=== WHAT TO WORK ON ===
Separate out the lines that hold "быть".

Raw records

******************************

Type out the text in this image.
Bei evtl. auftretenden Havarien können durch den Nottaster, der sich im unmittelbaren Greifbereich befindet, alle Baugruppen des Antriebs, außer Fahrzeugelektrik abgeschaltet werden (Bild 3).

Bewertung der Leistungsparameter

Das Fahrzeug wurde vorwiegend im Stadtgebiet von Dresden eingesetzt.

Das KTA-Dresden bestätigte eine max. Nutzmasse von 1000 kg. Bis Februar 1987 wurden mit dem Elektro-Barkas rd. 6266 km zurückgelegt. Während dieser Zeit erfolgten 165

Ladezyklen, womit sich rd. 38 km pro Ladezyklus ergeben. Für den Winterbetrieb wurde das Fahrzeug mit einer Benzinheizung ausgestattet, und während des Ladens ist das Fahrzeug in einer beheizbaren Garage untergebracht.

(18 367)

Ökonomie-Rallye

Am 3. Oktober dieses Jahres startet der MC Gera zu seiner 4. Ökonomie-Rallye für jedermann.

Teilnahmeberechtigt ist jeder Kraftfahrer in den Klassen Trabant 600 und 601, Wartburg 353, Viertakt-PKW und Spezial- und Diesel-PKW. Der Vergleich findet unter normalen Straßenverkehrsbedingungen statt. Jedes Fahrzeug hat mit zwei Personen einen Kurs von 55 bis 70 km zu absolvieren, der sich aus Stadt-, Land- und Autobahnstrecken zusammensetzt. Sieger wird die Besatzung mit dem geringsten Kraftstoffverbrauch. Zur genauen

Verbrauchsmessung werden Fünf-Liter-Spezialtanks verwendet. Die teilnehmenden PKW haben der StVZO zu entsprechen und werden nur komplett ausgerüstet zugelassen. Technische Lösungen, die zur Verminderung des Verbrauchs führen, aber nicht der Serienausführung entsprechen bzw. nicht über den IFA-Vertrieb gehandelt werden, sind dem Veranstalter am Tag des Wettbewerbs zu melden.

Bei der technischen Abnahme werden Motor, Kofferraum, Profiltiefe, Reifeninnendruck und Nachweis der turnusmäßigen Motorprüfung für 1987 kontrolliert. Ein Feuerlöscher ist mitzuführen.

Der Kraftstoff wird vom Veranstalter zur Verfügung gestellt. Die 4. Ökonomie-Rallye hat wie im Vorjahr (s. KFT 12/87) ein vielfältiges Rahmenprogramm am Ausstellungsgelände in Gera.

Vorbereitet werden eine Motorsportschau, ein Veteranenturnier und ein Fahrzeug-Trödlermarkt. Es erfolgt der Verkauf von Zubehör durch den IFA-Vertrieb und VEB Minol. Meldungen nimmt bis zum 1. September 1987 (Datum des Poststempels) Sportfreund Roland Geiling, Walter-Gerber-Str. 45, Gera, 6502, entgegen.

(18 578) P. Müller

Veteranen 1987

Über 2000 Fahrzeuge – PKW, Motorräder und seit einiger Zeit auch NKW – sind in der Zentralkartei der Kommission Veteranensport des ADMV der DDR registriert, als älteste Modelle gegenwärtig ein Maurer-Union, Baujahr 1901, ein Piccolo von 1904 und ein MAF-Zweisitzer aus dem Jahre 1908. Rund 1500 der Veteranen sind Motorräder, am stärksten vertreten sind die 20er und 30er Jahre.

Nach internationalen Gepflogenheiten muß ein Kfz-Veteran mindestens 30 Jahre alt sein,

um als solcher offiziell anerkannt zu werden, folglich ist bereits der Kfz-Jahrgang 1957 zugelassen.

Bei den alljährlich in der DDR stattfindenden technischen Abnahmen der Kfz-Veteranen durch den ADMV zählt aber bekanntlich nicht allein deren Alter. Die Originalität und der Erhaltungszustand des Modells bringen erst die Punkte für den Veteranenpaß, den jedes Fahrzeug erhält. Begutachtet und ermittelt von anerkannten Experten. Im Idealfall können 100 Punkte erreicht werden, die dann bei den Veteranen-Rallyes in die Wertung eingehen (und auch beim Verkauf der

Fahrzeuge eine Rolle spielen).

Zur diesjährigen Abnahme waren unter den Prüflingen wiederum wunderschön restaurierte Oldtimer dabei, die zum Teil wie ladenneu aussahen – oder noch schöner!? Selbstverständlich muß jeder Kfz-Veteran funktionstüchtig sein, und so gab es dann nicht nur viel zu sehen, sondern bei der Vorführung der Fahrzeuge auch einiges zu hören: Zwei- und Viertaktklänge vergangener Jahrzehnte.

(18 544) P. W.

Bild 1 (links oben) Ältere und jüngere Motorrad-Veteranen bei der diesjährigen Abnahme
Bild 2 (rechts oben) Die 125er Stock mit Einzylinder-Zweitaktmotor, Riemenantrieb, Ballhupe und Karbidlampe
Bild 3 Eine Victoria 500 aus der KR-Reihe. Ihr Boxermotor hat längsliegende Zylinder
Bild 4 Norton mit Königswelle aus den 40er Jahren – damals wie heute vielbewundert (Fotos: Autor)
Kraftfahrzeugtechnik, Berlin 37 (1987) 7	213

******************************

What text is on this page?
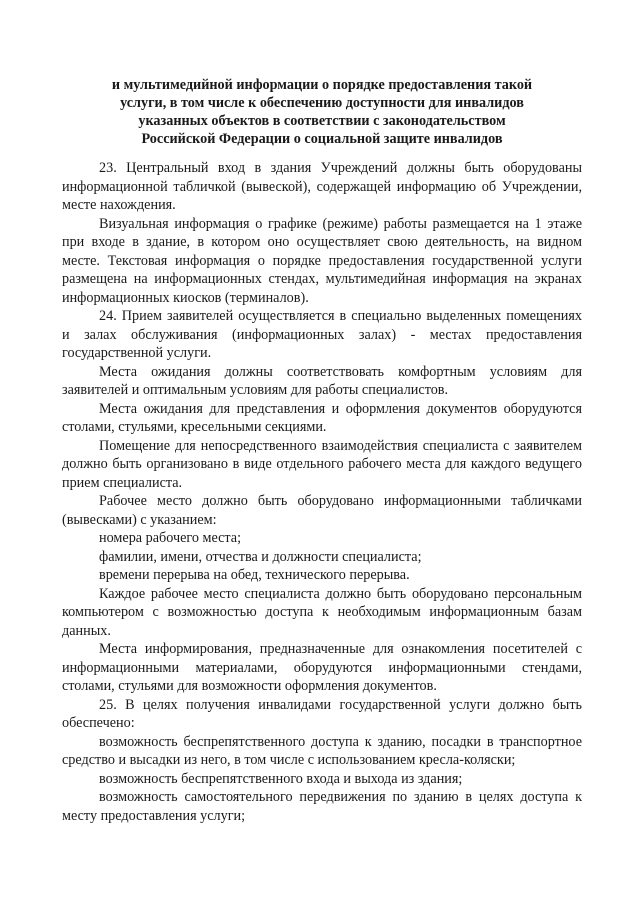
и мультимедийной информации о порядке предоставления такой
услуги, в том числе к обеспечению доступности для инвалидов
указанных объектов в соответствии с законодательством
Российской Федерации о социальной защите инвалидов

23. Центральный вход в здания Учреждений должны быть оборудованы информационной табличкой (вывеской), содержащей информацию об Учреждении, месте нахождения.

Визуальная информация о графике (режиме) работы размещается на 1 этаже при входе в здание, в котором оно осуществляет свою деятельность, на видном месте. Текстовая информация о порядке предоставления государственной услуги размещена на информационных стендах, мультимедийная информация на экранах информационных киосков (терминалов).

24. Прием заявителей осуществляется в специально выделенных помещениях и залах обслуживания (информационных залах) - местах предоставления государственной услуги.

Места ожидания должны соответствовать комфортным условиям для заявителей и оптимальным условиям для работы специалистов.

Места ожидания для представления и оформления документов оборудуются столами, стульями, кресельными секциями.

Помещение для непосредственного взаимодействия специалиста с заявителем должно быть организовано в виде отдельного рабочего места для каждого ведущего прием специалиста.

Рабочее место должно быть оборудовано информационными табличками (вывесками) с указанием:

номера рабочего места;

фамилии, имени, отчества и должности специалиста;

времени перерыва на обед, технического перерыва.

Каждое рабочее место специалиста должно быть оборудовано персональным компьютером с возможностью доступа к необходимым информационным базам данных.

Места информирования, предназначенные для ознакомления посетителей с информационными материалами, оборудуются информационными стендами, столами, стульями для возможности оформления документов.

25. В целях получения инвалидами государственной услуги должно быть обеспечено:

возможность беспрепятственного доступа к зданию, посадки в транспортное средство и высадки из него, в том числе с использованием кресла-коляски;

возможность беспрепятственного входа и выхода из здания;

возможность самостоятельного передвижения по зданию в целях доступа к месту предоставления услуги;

******************************

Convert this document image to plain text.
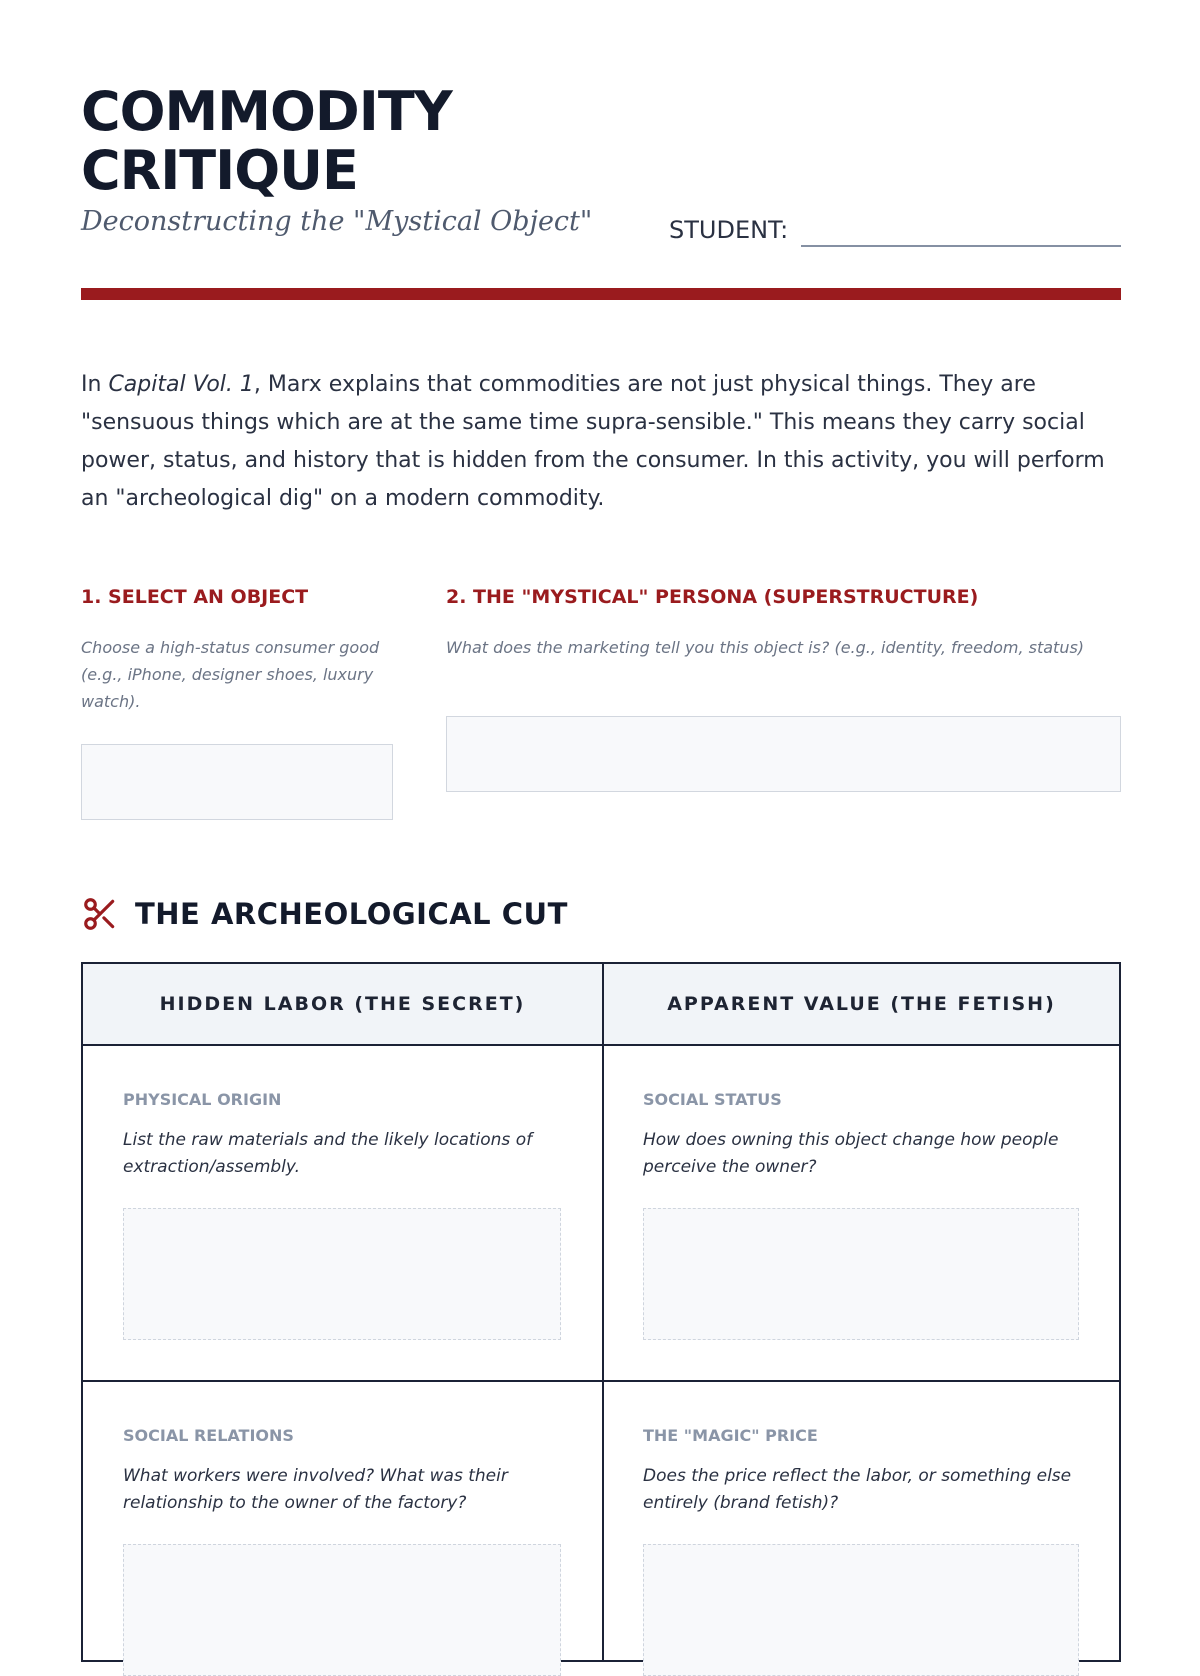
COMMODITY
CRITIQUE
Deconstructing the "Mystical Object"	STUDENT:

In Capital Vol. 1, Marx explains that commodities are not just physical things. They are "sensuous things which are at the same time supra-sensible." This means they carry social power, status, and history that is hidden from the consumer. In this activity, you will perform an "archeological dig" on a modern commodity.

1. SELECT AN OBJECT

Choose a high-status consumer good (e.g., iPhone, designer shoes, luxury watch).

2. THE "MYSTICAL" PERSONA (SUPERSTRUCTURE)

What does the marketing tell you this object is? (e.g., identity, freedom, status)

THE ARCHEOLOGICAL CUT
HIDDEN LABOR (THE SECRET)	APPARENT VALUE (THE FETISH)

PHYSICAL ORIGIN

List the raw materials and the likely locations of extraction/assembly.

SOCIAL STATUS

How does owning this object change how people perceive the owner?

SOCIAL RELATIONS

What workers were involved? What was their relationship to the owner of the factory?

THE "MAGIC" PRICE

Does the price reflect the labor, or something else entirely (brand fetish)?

******************************

=== OUTPUT FOR THIS EXERCISE ===
23. Центральный вход в здания Учреждений должны быть оборудованы информационной табличкой (вывеской), содержащей информацию об Учреждении, месте нахождения.
Помещение для непосредственного взаимодействия специалиста с заявителем должно быть организовано в виде отдельного рабочего места для каждого ведущего прием специалиста.
Рабочее место должно быть оборудовано информационными табличками (вывесками) с указанием:
Каждое рабочее место специалиста должно быть оборудовано персональным компьютером с возможностью доступа к необходимым информационным базам данных.
25. В целях получения инвалидами государственной услуги должно быть обеспечено:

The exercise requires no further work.